Goal:
Pick out every line that holds the string "negative" and copy it.

Records supplied:
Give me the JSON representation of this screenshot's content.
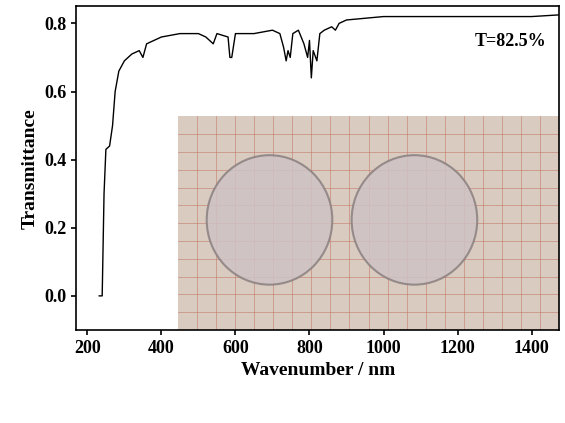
{
  "chart_data": {
    "type": "line",
    "x_label": "Wavenumber / nm",
    "y_label": "Transmittance",
    "annotation": "T=82.5%",
    "color": "#000000",
    "x": [
      232,
      240,
      245,
      250,
      260,
      268,
      275,
      285,
      300,
      320,
      340,
      350,
      360,
      380,
      400,
      450,
      500,
      520,
      540,
      550,
      580,
      585,
      590,
      600,
      650,
      700,
      720,
      730,
      737,
      742,
      748,
      755,
      770,
      785,
      795,
      800,
      805,
      810,
      820,
      828,
      840,
      860,
      870,
      880,
      900,
      1000,
      1200,
      1400,
      1475
    ],
    "values": [
      0.0,
      0.0,
      0.3,
      0.43,
      0.44,
      0.5,
      0.6,
      0.66,
      0.69,
      0.71,
      0.72,
      0.7,
      0.74,
      0.75,
      0.76,
      0.77,
      0.77,
      0.76,
      0.74,
      0.77,
      0.76,
      0.7,
      0.7,
      0.77,
      0.77,
      0.78,
      0.77,
      0.73,
      0.69,
      0.72,
      0.7,
      0.77,
      0.78,
      0.74,
      0.7,
      0.75,
      0.64,
      0.72,
      0.69,
      0.77,
      0.78,
      0.79,
      0.78,
      0.8,
      0.81,
      0.82,
      0.82,
      0.82,
      0.825
    ],
    "xlim": [
      170,
      1475
    ],
    "xticks": [
      200,
      400,
      600,
      800,
      1000,
      1200,
      1400
    ],
    "ylim": [
      -0.1,
      0.85
    ],
    "yticks": [
      {
        "value": 0.0,
        "label": "0.0"
      },
      {
        "value": 0.2,
        "label": "0.2"
      },
      {
        "value": 0.4,
        "label": "0.4"
      },
      {
        "value": 0.6,
        "label": "0.6"
      },
      {
        "value": 0.8,
        "label": "0.8"
      }
    ],
    "grid": false
  }
}
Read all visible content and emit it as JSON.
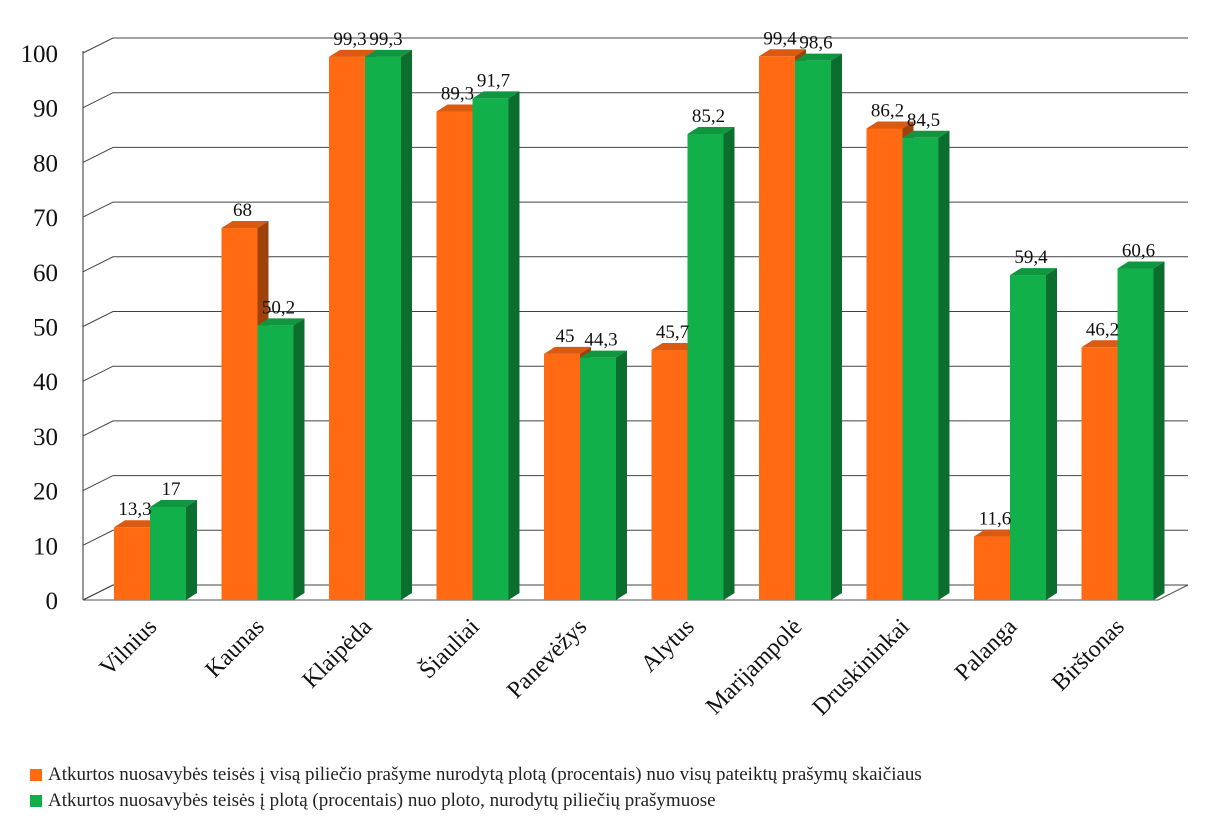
{
  "chart_data": {
    "type": "bar",
    "title": "",
    "xlabel": "",
    "ylabel": "",
    "ylim": [
      0,
      100
    ],
    "yticks": [
      0,
      10,
      20,
      30,
      40,
      50,
      60,
      70,
      80,
      90,
      100
    ],
    "grid": true,
    "legend_position": "bottom",
    "categories": [
      "Vilnius",
      "Kaunas",
      "Klaipėda",
      "Šiauliai",
      "Panevėžys",
      "Alytus",
      "Marijampolė",
      "Druskininkai",
      "Palanga",
      "Birštonas"
    ],
    "series": [
      {
        "name": "Atkurtos nuosavybės teisės į visą piliečio prašyme nurodytą plotą (procentais) nuo visų pateiktų prašymų skaičiaus",
        "color": "#ff6a13",
        "values": [
          13.3,
          68,
          99.3,
          89.3,
          45,
          45.7,
          99.4,
          86.2,
          11.6,
          46.2
        ],
        "labels": [
          "13,3",
          "68",
          "99,3",
          "89,3",
          "45",
          "45,7",
          "99,4",
          "86,2",
          "11,6",
          "46,2"
        ]
      },
      {
        "name": "Atkurtos nuosavybės teisės į plotą (procentais) nuo ploto, nurodytų piliečių prašymuose",
        "color": "#12b04a",
        "values": [
          17,
          50.2,
          99.3,
          91.7,
          44.3,
          85.2,
          98.6,
          84.5,
          59.4,
          60.6
        ],
        "labels": [
          "17",
          "50,2",
          "99,3",
          "91,7",
          "44,3",
          "85,2",
          "98,6",
          "84,5",
          "59,4",
          "60,6"
        ]
      }
    ]
  }
}
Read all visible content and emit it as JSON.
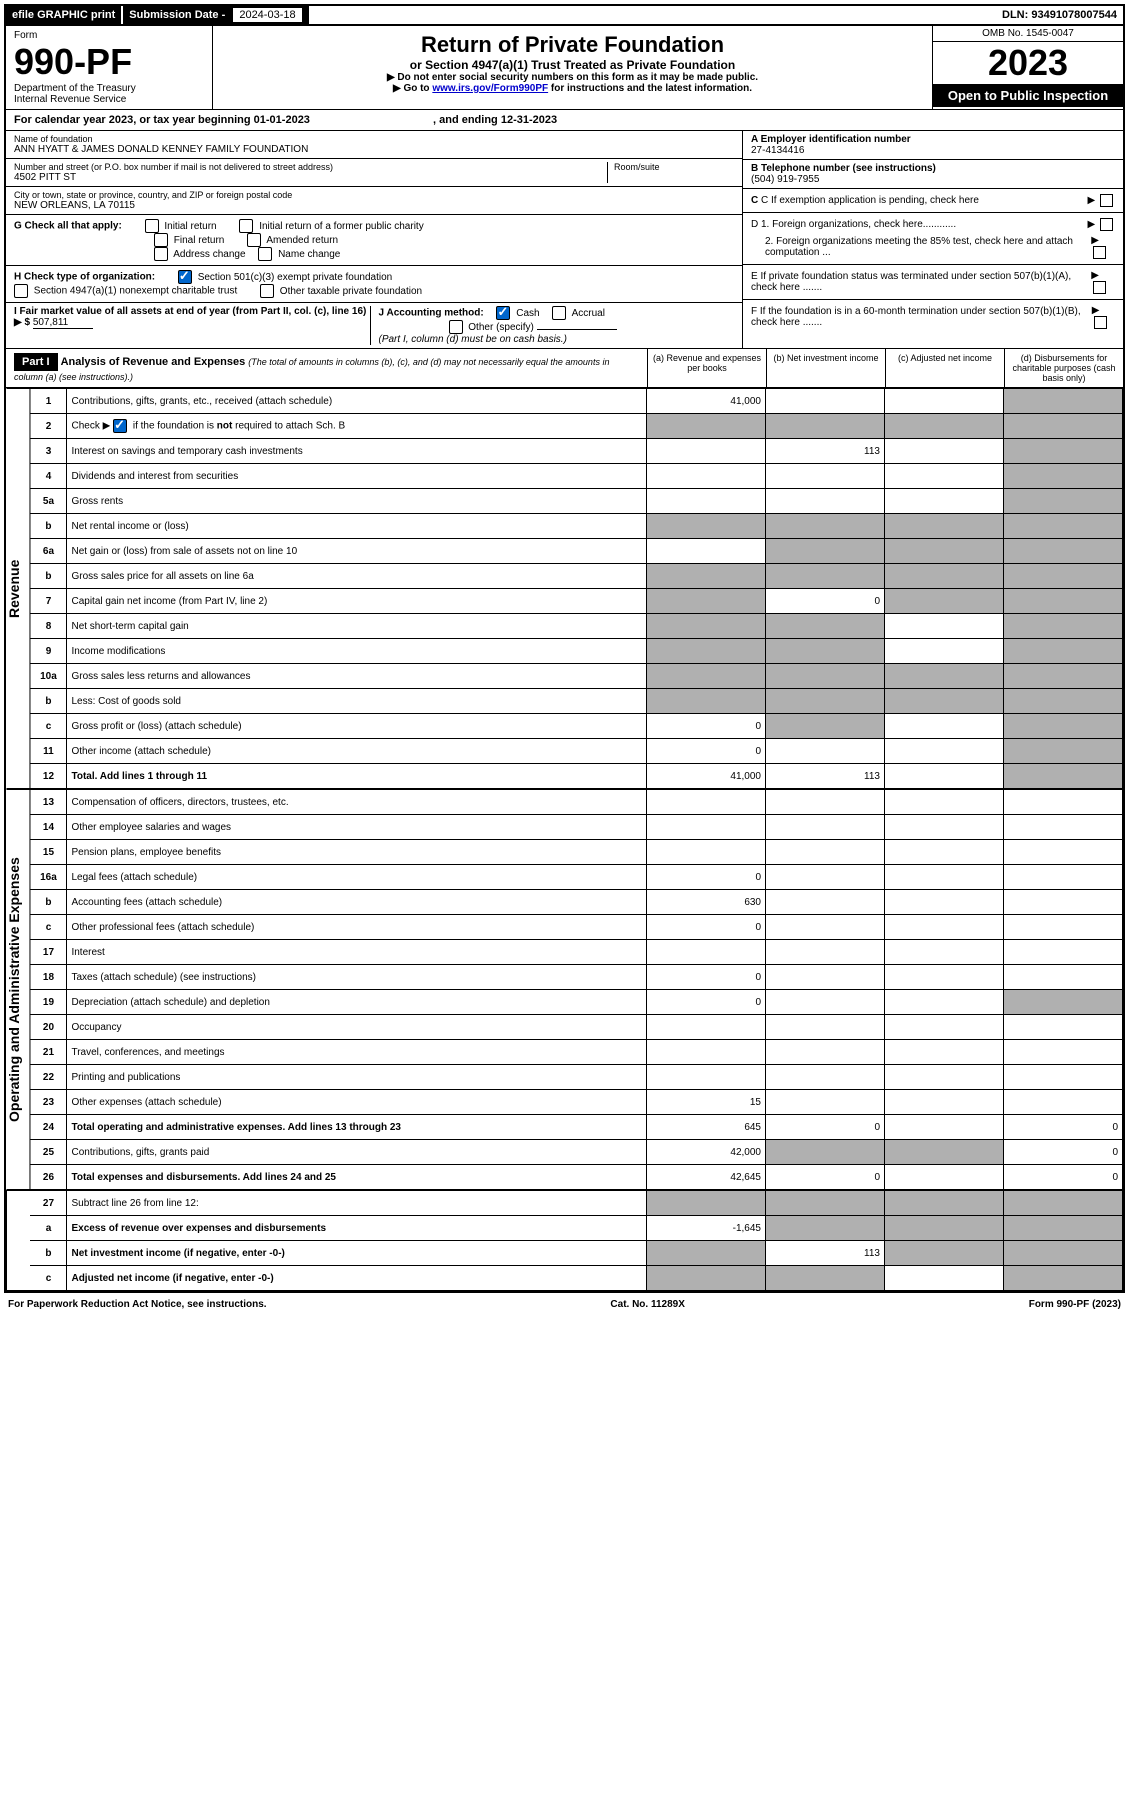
{
  "topbar": {
    "efile": "efile GRAPHIC print",
    "submission_label": "Submission Date - ",
    "submission_date": "2024-03-18",
    "dln": "DLN: 93491078007544"
  },
  "header": {
    "form_word": "Form",
    "form_number": "990-PF",
    "dept1": "Department of the Treasury",
    "dept2": "Internal Revenue Service",
    "title": "Return of Private Foundation",
    "subtitle": "or Section 4947(a)(1) Trust Treated as Private Foundation",
    "instr1": "▶ Do not enter social security numbers on this form as it may be made public.",
    "instr2_pre": "▶ Go to ",
    "instr2_link": "www.irs.gov/Form990PF",
    "instr2_post": " for instructions and the latest information.",
    "omb": "OMB No. 1545-0047",
    "year": "2023",
    "open_public": "Open to Public Inspection"
  },
  "cal_year": {
    "text_pre": "For calendar year 2023, or tax year beginning ",
    "begin": "01-01-2023",
    "text_mid": " , and ending ",
    "end": "12-31-2023"
  },
  "foundation": {
    "name_label": "Name of foundation",
    "name": "ANN HYATT & JAMES DONALD KENNEY FAMILY FOUNDATION",
    "addr_label": "Number and street (or P.O. box number if mail is not delivered to street address)",
    "addr": "4502 PITT ST",
    "room_label": "Room/suite",
    "city_label": "City or town, state or province, country, and ZIP or foreign postal code",
    "city": "NEW ORLEANS, LA  70115",
    "a_label": "A Employer identification number",
    "ein": "27-4134416",
    "b_label": "B Telephone number (see instructions)",
    "phone": "(504) 919-7955",
    "c_label": "C If exemption application is pending, check here",
    "d1": "D 1. Foreign organizations, check here............",
    "d2": "2. Foreign organizations meeting the 85% test, check here and attach computation ...",
    "e_label": "E  If private foundation status was terminated under section 507(b)(1)(A), check here .......",
    "f_label": "F  If the foundation is in a 60-month termination under section 507(b)(1)(B), check here .......",
    "g_label": "G Check all that apply:",
    "g_opts": [
      "Initial return",
      "Initial return of a former public charity",
      "Final return",
      "Amended return",
      "Address change",
      "Name change"
    ],
    "h_label": "H Check type of organization:",
    "h_opt1": "Section 501(c)(3) exempt private foundation",
    "h_opt2": "Section 4947(a)(1) nonexempt charitable trust",
    "h_opt3": "Other taxable private foundation",
    "i_label": "I Fair market value of all assets at end of year (from Part II, col. (c), line 16) ▶ $",
    "i_value": "507,811",
    "j_label": "J Accounting method:",
    "j_cash": "Cash",
    "j_accrual": "Accrual",
    "j_other": "Other (specify)",
    "j_note": "(Part I, column (d) must be on cash basis.)"
  },
  "part1": {
    "label": "Part I",
    "title": "Analysis of Revenue and Expenses",
    "title_note": "(The total of amounts in columns (b), (c), and (d) may not necessarily equal the amounts in column (a) (see instructions).)",
    "col_a": "(a)  Revenue and expenses per books",
    "col_b": "(b)  Net investment income",
    "col_c": "(c)  Adjusted net income",
    "col_d": "(d)  Disbursements for charitable purposes (cash basis only)"
  },
  "revenue_label": "Revenue",
  "expenses_label": "Operating and Administrative Expenses",
  "rows": [
    {
      "n": "1",
      "desc": "Contributions, gifts, grants, etc., received (attach schedule)",
      "a": "41,000",
      "b": "",
      "c": "",
      "d": "",
      "shade": [
        "d"
      ]
    },
    {
      "n": "2",
      "desc": "Check ▶ ☑ if the foundation is not required to attach Sch. B",
      "a": "",
      "b": "",
      "c": "",
      "d": "",
      "shade": [
        "a",
        "b",
        "c",
        "d"
      ],
      "checked": true
    },
    {
      "n": "3",
      "desc": "Interest on savings and temporary cash investments",
      "a": "",
      "b": "113",
      "c": "",
      "d": "",
      "shade": [
        "d"
      ]
    },
    {
      "n": "4",
      "desc": "Dividends and interest from securities",
      "a": "",
      "b": "",
      "c": "",
      "d": "",
      "shade": [
        "d"
      ]
    },
    {
      "n": "5a",
      "desc": "Gross rents",
      "a": "",
      "b": "",
      "c": "",
      "d": "",
      "shade": [
        "d"
      ]
    },
    {
      "n": "b",
      "desc": "Net rental income or (loss)",
      "a": "",
      "b": "",
      "c": "",
      "d": "",
      "shade": [
        "a",
        "b",
        "c",
        "d"
      ]
    },
    {
      "n": "6a",
      "desc": "Net gain or (loss) from sale of assets not on line 10",
      "a": "",
      "b": "",
      "c": "",
      "d": "",
      "shade": [
        "b",
        "c",
        "d"
      ]
    },
    {
      "n": "b",
      "desc": "Gross sales price for all assets on line 6a",
      "a": "",
      "b": "",
      "c": "",
      "d": "",
      "shade": [
        "a",
        "b",
        "c",
        "d"
      ]
    },
    {
      "n": "7",
      "desc": "Capital gain net income (from Part IV, line 2)",
      "a": "",
      "b": "0",
      "c": "",
      "d": "",
      "shade": [
        "a",
        "c",
        "d"
      ]
    },
    {
      "n": "8",
      "desc": "Net short-term capital gain",
      "a": "",
      "b": "",
      "c": "",
      "d": "",
      "shade": [
        "a",
        "b",
        "d"
      ]
    },
    {
      "n": "9",
      "desc": "Income modifications",
      "a": "",
      "b": "",
      "c": "",
      "d": "",
      "shade": [
        "a",
        "b",
        "d"
      ]
    },
    {
      "n": "10a",
      "desc": "Gross sales less returns and allowances",
      "a": "",
      "b": "",
      "c": "",
      "d": "",
      "shade": [
        "a",
        "b",
        "c",
        "d"
      ]
    },
    {
      "n": "b",
      "desc": "Less: Cost of goods sold",
      "a": "",
      "b": "",
      "c": "",
      "d": "",
      "shade": [
        "a",
        "b",
        "c",
        "d"
      ]
    },
    {
      "n": "c",
      "desc": "Gross profit or (loss) (attach schedule)",
      "a": "0",
      "b": "",
      "c": "",
      "d": "",
      "shade": [
        "b",
        "d"
      ]
    },
    {
      "n": "11",
      "desc": "Other income (attach schedule)",
      "a": "0",
      "b": "",
      "c": "",
      "d": "",
      "shade": [
        "d"
      ]
    },
    {
      "n": "12",
      "desc": "Total. Add lines 1 through 11",
      "a": "41,000",
      "b": "113",
      "c": "",
      "d": "",
      "shade": [
        "d"
      ],
      "bold": true
    }
  ],
  "exp_rows": [
    {
      "n": "13",
      "desc": "Compensation of officers, directors, trustees, etc.",
      "a": "",
      "b": "",
      "c": "",
      "d": ""
    },
    {
      "n": "14",
      "desc": "Other employee salaries and wages",
      "a": "",
      "b": "",
      "c": "",
      "d": ""
    },
    {
      "n": "15",
      "desc": "Pension plans, employee benefits",
      "a": "",
      "b": "",
      "c": "",
      "d": ""
    },
    {
      "n": "16a",
      "desc": "Legal fees (attach schedule)",
      "a": "0",
      "b": "",
      "c": "",
      "d": ""
    },
    {
      "n": "b",
      "desc": "Accounting fees (attach schedule)",
      "a": "630",
      "b": "",
      "c": "",
      "d": ""
    },
    {
      "n": "c",
      "desc": "Other professional fees (attach schedule)",
      "a": "0",
      "b": "",
      "c": "",
      "d": ""
    },
    {
      "n": "17",
      "desc": "Interest",
      "a": "",
      "b": "",
      "c": "",
      "d": ""
    },
    {
      "n": "18",
      "desc": "Taxes (attach schedule) (see instructions)",
      "a": "0",
      "b": "",
      "c": "",
      "d": ""
    },
    {
      "n": "19",
      "desc": "Depreciation (attach schedule) and depletion",
      "a": "0",
      "b": "",
      "c": "",
      "d": "",
      "shade": [
        "d"
      ]
    },
    {
      "n": "20",
      "desc": "Occupancy",
      "a": "",
      "b": "",
      "c": "",
      "d": ""
    },
    {
      "n": "21",
      "desc": "Travel, conferences, and meetings",
      "a": "",
      "b": "",
      "c": "",
      "d": ""
    },
    {
      "n": "22",
      "desc": "Printing and publications",
      "a": "",
      "b": "",
      "c": "",
      "d": ""
    },
    {
      "n": "23",
      "desc": "Other expenses (attach schedule)",
      "a": "15",
      "b": "",
      "c": "",
      "d": ""
    },
    {
      "n": "24",
      "desc": "Total operating and administrative expenses. Add lines 13 through 23",
      "a": "645",
      "b": "0",
      "c": "",
      "d": "0",
      "bold": true
    },
    {
      "n": "25",
      "desc": "Contributions, gifts, grants paid",
      "a": "42,000",
      "b": "",
      "c": "",
      "d": "0",
      "shade": [
        "b",
        "c"
      ]
    },
    {
      "n": "26",
      "desc": "Total expenses and disbursements. Add lines 24 and 25",
      "a": "42,645",
      "b": "0",
      "c": "",
      "d": "0",
      "bold": true
    }
  ],
  "net_rows": [
    {
      "n": "27",
      "desc": "Subtract line 26 from line 12:",
      "a": "",
      "b": "",
      "c": "",
      "d": "",
      "shade": [
        "a",
        "b",
        "c",
        "d"
      ]
    },
    {
      "n": "a",
      "desc": "Excess of revenue over expenses and disbursements",
      "a": "-1,645",
      "b": "",
      "c": "",
      "d": "",
      "shade": [
        "b",
        "c",
        "d"
      ],
      "bold": true
    },
    {
      "n": "b",
      "desc": "Net investment income (if negative, enter -0-)",
      "a": "",
      "b": "113",
      "c": "",
      "d": "",
      "shade": [
        "a",
        "c",
        "d"
      ],
      "bold": true
    },
    {
      "n": "c",
      "desc": "Adjusted net income (if negative, enter -0-)",
      "a": "",
      "b": "",
      "c": "",
      "d": "",
      "shade": [
        "a",
        "b",
        "d"
      ],
      "bold": true
    }
  ],
  "footer": {
    "left": "For Paperwork Reduction Act Notice, see instructions.",
    "mid": "Cat. No. 11289X",
    "right": "Form 990-PF (2023)"
  }
}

Written solution:
      "desc": "Net investment income (if negative, enter -0-)",
      "desc": "Adjusted net income (if negative, enter -0-)",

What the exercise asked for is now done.